Gather every line holding the string "name".
## Begin RECORDS TO PROCESS
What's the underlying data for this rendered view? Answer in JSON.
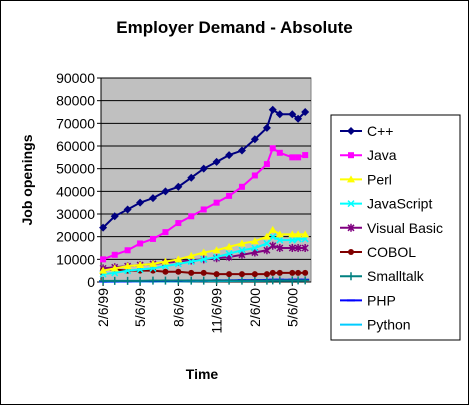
{
  "chart_data": {
    "type": "line",
    "title": "Employer Demand - Absolute",
    "xlabel": "Time",
    "ylabel": "Job openings",
    "x_tick_labels": [
      "2/6/99",
      "5/6/99",
      "8/6/99",
      "11/6/99",
      "2/6/00",
      "5/6/00"
    ],
    "x_ticks": [
      "1999-02-06",
      "1999-05-06",
      "1999-08-06",
      "1999-11-06",
      "2000-02-06",
      "2000-05-06"
    ],
    "x_range": [
      "1999-02-01",
      "2000-06-20"
    ],
    "ylim": [
      0,
      90000
    ],
    "y_ticks": [
      0,
      10000,
      20000,
      30000,
      40000,
      50000,
      60000,
      70000,
      80000,
      90000
    ],
    "grid": "horizontal",
    "plot_background": "#c0c0c0",
    "legend_position": "right",
    "x": [
      "1999-02-06",
      "1999-03-06",
      "1999-04-06",
      "1999-05-06",
      "1999-06-06",
      "1999-07-06",
      "1999-08-06",
      "1999-09-06",
      "1999-10-06",
      "1999-11-06",
      "1999-12-06",
      "2000-01-06",
      "2000-02-06",
      "2000-03-06",
      "2000-03-20",
      "2000-04-06",
      "2000-05-06",
      "2000-05-20",
      "2000-06-06"
    ],
    "series": [
      {
        "name": "C++",
        "color": "#000080",
        "marker": "diamond",
        "values": [
          24000,
          29000,
          32000,
          35000,
          37000,
          40000,
          42000,
          46000,
          50000,
          53000,
          56000,
          58000,
          63000,
          68000,
          76000,
          74000,
          74000,
          72000,
          75000
        ]
      },
      {
        "name": "Java",
        "color": "#ff00ff",
        "marker": "square",
        "values": [
          10000,
          12000,
          14000,
          17000,
          19000,
          22000,
          26000,
          29000,
          32000,
          35000,
          38000,
          42000,
          47000,
          52000,
          59000,
          57000,
          55000,
          55000,
          56000
        ]
      },
      {
        "name": "Perl",
        "color": "#ffff00",
        "marker": "triangle",
        "values": [
          5000,
          6000,
          7000,
          7500,
          8000,
          9000,
          10000,
          11500,
          13000,
          14000,
          15500,
          17000,
          18000,
          20000,
          23000,
          21000,
          21000,
          21000,
          21000
        ]
      },
      {
        "name": "JavaScript",
        "color": "#00ffff",
        "marker": "x",
        "values": [
          3500,
          4000,
          5000,
          5500,
          6000,
          7000,
          8000,
          9000,
          10000,
          11000,
          12500,
          14000,
          15000,
          17000,
          20000,
          18500,
          18500,
          19000,
          19000
        ]
      },
      {
        "name": "Visual Basic",
        "color": "#800080",
        "marker": "star",
        "values": [
          6000,
          6500,
          7000,
          7500,
          8000,
          8500,
          9000,
          9500,
          10000,
          10500,
          11000,
          12000,
          13000,
          14000,
          16000,
          15000,
          15000,
          15000,
          15000
        ]
      },
      {
        "name": "COBOL",
        "color": "#800000",
        "marker": "circle",
        "values": [
          5500,
          5500,
          5000,
          5000,
          5000,
          4500,
          4500,
          4000,
          4000,
          3500,
          3500,
          3500,
          3500,
          3500,
          4000,
          4000,
          4000,
          4000,
          4000
        ]
      },
      {
        "name": "Smalltalk",
        "color": "#008080",
        "marker": "plus",
        "values": [
          500,
          500,
          500,
          500,
          600,
          600,
          600,
          600,
          600,
          600,
          600,
          600,
          600,
          600,
          700,
          700,
          700,
          700,
          700
        ]
      },
      {
        "name": "PHP",
        "color": "#0000ff",
        "marker": "dash",
        "values": [
          200,
          300,
          300,
          400,
          400,
          500,
          500,
          600,
          600,
          700,
          700,
          800,
          800,
          900,
          1000,
          1000,
          1000,
          1000,
          1000
        ]
      },
      {
        "name": "Python",
        "color": "#00ccff",
        "marker": "none",
        "values": [
          100,
          150,
          200,
          200,
          250,
          300,
          300,
          350,
          400,
          400,
          450,
          500,
          500,
          550,
          600,
          600,
          600,
          600,
          600
        ]
      }
    ]
  }
}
## End RECORDS TO PROCESS
ANSWER BELOW
        "name": "C++",
        "name": "Java",
        "name": "Perl",
        "name": "JavaScript",
        "name": "Visual Basic",
        "name": "COBOL",
        "name": "Smalltalk",
        "name": "PHP",
        "name": "Python",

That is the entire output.